- Written problem
Sort through the data and copy the lines holding the word "triangle".

## Begin Extracted material

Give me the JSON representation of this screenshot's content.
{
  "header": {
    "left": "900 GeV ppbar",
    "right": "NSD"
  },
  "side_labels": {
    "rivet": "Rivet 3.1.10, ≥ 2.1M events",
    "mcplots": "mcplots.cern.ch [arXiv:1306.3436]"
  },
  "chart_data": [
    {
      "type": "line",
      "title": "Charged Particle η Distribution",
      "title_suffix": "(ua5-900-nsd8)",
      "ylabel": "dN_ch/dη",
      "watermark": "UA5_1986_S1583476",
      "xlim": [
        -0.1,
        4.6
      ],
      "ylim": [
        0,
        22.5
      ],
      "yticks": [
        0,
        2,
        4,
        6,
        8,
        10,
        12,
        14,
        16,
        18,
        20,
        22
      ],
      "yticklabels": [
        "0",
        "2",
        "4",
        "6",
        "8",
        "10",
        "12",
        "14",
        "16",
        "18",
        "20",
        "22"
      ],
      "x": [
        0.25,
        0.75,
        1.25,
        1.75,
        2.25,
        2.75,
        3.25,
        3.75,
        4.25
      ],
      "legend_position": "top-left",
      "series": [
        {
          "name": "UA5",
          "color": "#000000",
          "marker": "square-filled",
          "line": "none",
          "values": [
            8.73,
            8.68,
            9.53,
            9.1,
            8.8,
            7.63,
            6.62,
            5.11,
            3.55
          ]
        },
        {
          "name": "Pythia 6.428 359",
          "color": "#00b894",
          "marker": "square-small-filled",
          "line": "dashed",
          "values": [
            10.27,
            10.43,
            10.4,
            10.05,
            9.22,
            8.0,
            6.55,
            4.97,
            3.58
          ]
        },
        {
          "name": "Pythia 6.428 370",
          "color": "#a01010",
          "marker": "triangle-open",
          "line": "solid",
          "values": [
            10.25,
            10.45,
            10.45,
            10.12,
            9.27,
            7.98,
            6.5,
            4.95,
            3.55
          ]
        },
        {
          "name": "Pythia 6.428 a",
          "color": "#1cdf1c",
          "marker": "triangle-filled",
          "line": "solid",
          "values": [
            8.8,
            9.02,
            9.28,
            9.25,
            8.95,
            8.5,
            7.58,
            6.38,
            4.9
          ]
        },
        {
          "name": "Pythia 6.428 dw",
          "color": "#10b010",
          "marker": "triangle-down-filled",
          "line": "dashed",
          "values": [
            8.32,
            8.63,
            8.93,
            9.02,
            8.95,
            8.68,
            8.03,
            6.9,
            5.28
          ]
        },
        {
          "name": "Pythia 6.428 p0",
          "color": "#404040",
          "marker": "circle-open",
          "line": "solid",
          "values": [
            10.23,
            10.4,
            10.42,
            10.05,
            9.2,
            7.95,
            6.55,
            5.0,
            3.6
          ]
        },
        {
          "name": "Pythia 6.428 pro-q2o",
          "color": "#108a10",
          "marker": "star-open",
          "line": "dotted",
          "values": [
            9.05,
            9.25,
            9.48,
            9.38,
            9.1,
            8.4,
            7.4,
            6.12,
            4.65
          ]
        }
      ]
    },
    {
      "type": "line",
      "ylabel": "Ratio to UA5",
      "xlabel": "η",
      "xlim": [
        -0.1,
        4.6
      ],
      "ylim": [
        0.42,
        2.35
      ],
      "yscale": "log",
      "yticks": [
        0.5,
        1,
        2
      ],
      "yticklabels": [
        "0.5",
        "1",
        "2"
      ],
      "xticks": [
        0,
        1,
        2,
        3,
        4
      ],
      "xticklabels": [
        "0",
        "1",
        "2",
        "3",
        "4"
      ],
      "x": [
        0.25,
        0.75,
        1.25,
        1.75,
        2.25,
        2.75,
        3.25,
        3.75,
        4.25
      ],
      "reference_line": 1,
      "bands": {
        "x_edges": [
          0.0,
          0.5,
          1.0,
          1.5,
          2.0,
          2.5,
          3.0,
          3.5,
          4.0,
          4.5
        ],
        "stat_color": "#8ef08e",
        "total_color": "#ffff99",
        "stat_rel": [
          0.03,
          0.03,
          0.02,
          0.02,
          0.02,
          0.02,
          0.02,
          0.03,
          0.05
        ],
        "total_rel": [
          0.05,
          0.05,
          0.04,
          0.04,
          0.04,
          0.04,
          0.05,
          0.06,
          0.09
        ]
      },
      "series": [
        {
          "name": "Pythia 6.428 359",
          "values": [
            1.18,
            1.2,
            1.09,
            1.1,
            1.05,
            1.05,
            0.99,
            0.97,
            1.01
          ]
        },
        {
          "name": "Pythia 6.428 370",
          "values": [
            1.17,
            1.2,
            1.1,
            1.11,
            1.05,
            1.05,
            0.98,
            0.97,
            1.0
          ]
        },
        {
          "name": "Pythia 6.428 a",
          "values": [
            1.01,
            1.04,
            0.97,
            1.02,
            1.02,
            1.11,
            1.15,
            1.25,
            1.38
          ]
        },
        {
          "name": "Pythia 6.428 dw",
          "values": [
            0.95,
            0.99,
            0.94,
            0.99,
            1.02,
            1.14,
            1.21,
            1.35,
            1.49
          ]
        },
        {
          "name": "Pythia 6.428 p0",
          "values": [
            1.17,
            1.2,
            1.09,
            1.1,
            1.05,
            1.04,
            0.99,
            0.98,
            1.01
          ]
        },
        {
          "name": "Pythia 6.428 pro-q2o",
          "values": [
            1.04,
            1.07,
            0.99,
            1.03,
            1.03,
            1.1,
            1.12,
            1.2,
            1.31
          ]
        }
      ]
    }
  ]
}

## End Extracted material

- Final result
          "marker": "triangle-open",
          "marker": "triangle-filled",
          "marker": "triangle-down-filled",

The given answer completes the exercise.